TEXTE FOURNI:
----------------

Tu as certainement vu, si tu me suis aussi sur les réseaux sociaux, que je suis en plein travaux de rénovation sur un de mes appartements.

Un locataire est donc parti. Il m’a laissé l’appartement dans un état de crasse absolu. Bon, une remise au goût du jour était dans tous les cas programmée, histoire de remettre sur le marché locatif un logement qui apporte de la valeur… Un de mes maîtres mots !

D’ici 1 bon mois, je dois repasser par la case Remise en location.

Seulement, en tant que proprio bailleur, il y a des règles et points essentiels, mais pourtant méconnus, à connaître pour sécuriser les relations avec ses locataires.

Et cette semaine, pour la toute 1ère fois sur le blog, je laisse la main pour en parler… J’ai le plaisir d’accueillir une experte dans le domaine “très sexy” du droit immobilier, Claire, ancienne clerc d’huissier de justice et blogueuse, auteur du blog https://recouvrement-facile.com .

A toi Claire….

Les locataires, il faut les “bichonner” : ils vous financent votre immeuble de rapport. Parce qu’on n’est pas dans le monde des Bisounours, voici les clés pour sécuriser votre opération vis-à-vis des locataires.

On parle dans cet article uniquement de l’aspect location. Pour toute autre question, je ne peux que vous inviter à consulter un notaire ou un avocat spécialisé.

Obtenir les dossiers de location auprès de l’ancien propriétaire

Logiquement, vous avez déjà consulté les dossiers de location des locataires actuels avant votre achat. Il y a :

– le contrat de location et les justificatifs de situation. Vous savez, ces pièces qui sont maintenant strictement réglementées.

----------------

EXERCICE COURT 1:
Relevez dans le texte sur la location immobilière toutes les désignations par lesquelles Claire est présentée.
EXERCICE COURT 2:
Extrayez du texte sur la location immobilière le passage qui commence à « Obtenir les dossiers » et se termine à « maintenant strictement réglementées. ».

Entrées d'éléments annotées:
----------------

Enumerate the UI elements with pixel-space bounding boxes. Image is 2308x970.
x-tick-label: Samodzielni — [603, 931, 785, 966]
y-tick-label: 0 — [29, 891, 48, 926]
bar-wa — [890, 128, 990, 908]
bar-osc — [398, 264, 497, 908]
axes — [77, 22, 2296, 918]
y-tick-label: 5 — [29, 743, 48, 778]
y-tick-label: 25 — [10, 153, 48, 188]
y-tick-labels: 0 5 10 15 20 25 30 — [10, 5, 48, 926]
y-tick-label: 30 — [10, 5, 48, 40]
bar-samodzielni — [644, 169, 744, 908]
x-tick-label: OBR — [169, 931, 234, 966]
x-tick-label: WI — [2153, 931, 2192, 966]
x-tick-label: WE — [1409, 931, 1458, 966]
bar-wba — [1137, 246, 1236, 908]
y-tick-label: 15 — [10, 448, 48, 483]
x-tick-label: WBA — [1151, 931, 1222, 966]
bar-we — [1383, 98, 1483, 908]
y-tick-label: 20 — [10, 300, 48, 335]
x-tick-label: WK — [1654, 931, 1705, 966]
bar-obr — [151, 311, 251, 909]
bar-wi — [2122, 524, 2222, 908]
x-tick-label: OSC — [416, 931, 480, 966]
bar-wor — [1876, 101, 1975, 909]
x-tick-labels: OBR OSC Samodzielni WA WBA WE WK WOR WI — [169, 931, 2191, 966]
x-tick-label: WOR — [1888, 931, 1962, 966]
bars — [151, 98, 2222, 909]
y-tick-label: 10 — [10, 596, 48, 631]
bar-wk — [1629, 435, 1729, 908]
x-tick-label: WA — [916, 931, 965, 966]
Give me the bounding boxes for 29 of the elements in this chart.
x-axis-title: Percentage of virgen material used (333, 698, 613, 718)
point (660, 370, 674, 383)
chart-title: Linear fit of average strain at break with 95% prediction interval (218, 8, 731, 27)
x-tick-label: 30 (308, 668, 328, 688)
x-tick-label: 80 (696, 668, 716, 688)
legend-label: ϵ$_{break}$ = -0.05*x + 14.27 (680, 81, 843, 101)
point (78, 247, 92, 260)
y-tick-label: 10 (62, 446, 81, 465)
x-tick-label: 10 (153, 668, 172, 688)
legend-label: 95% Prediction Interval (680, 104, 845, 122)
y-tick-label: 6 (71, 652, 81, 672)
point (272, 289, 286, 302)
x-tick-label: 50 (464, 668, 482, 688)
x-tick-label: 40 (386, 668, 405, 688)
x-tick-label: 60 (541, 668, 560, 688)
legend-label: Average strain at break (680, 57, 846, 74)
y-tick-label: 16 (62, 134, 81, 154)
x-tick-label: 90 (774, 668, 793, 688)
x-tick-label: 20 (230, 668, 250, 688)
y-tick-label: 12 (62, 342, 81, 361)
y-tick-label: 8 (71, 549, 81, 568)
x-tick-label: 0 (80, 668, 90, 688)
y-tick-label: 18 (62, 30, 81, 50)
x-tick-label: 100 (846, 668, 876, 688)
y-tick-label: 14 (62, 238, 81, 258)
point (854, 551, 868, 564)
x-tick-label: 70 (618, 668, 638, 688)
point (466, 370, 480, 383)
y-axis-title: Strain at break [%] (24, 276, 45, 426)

----------------

RÉSULTAT ATTENDU 1:
- experte dans le domaine “très sexy” du droit immobilier
- ancienne clerc d'huissier de justice
- blogueuse
- auteur du blog https://recouvrement-facile.com

RÉSULTAT ATTENDU 2:
Obtenir les dossiers de location auprès de l’ancien propriétaire

Logiquement, vous avez déjà consulté les dossiers de location des locataires actuels avant votre achat. Il y a :

– le contrat de location et les justificatifs de situation. Vous savez, ces pièces qui sont maintenant strictement réglementées.